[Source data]
[START]

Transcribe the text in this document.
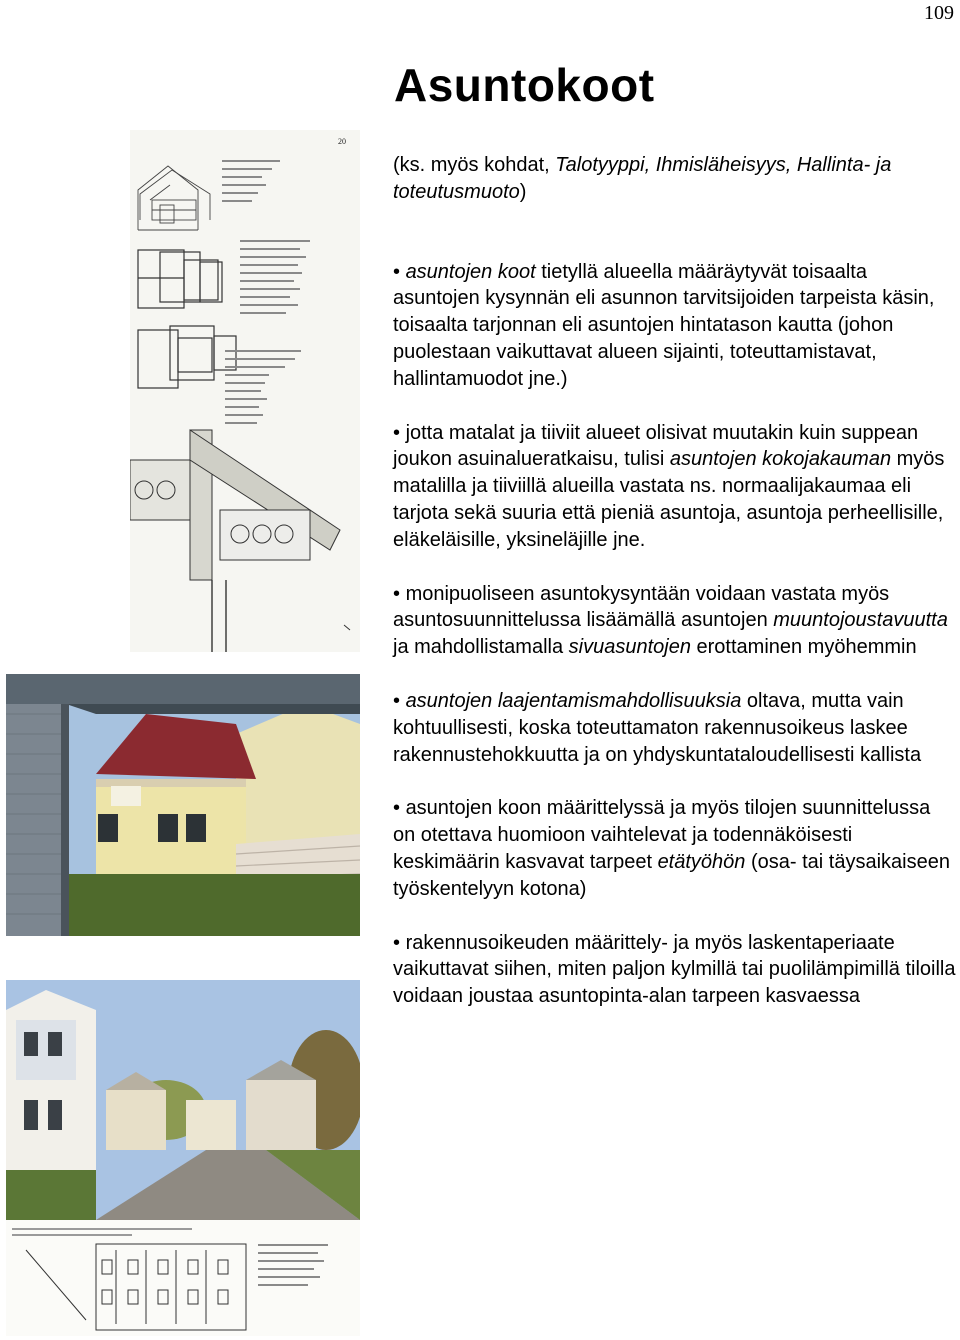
109
Asuntokoot
20

(ks. myös kohdat, Talotyyppi, Ihmisläheisyys, Hallinta- ja toteutusmuoto)

• asuntojen koot tietyllä alueella määräytyvät toisaalta asuntojen kysynnän eli asunnon tarvitsijoiden tarpeista käsin, toisaalta tarjonnan eli asuntojen hintatason kautta (johon puolestaan vaikuttavat alueen sijainti, toteuttamistavat, hallintamuodot jne.)

• jotta matalat ja tiiviit alueet olisivat muutakin kuin suppean joukon asuinalueratkaisu, tulisi asuntojen kokojakauman myös matalilla ja tiiviillä alueilla vastata ns. normaalijakaumaa eli tarjota sekä suuria että pieniä asuntoja, asuntoja perheellisille, eläkeläisille, yksineläjille jne.

• monipuoliseen asuntokysyntään voidaan vastata myös asuntosuunnittelussa lisäämällä asuntojen muuntojoustavuutta ja mahdollistamalla sivuasuntojen erottaminen myöhemmin

• asuntojen laajentamismahdollisuuksia oltava, mutta vain kohtuullisesti, koska toteuttamaton rakennusoikeus laskee rakennustehokkuutta ja on yhdyskuntataloudellisesti kallista

• asuntojen koon määrittelyssä ja myös tilojen suunnittelussa on otettava huomioon vaihtelevat ja todennäköisesti keskimäärin kasvavat tarpeet etätyöhön (osa- tai täysaikaiseen työskentelyyn kotona)

• rakennusoikeuden määrittely- ja myös laskentaperiaate vaikuttavat siihen, miten paljon kylmillä tai puolilämpimillä tiloilla voidaan joustaa asuntopinta-alan tarpeen kasvaessa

[END]

◆ What is being asked
Only lines with "vastata" are wanted here; list each of them.

◆ Solution
• jotta matalat ja tiiviit alueet olisivat muutakin kuin suppean joukon asuinalueratkaisu, tulisi asuntojen kokojakauman myös matalilla ja tiiviillä alueilla vastata ns. normaalijakaumaa eli tarjota sekä suuria että pieniä asuntoja, asuntoja perheellisille, eläkeläisille, yksineläjille jne.
• monipuoliseen asuntokysyntään voidaan vastata myös asuntosuunnittelussa lisäämällä asuntojen muuntojoustavuutta ja mahdollistamalla sivuasuntojen erottaminen myöhemmin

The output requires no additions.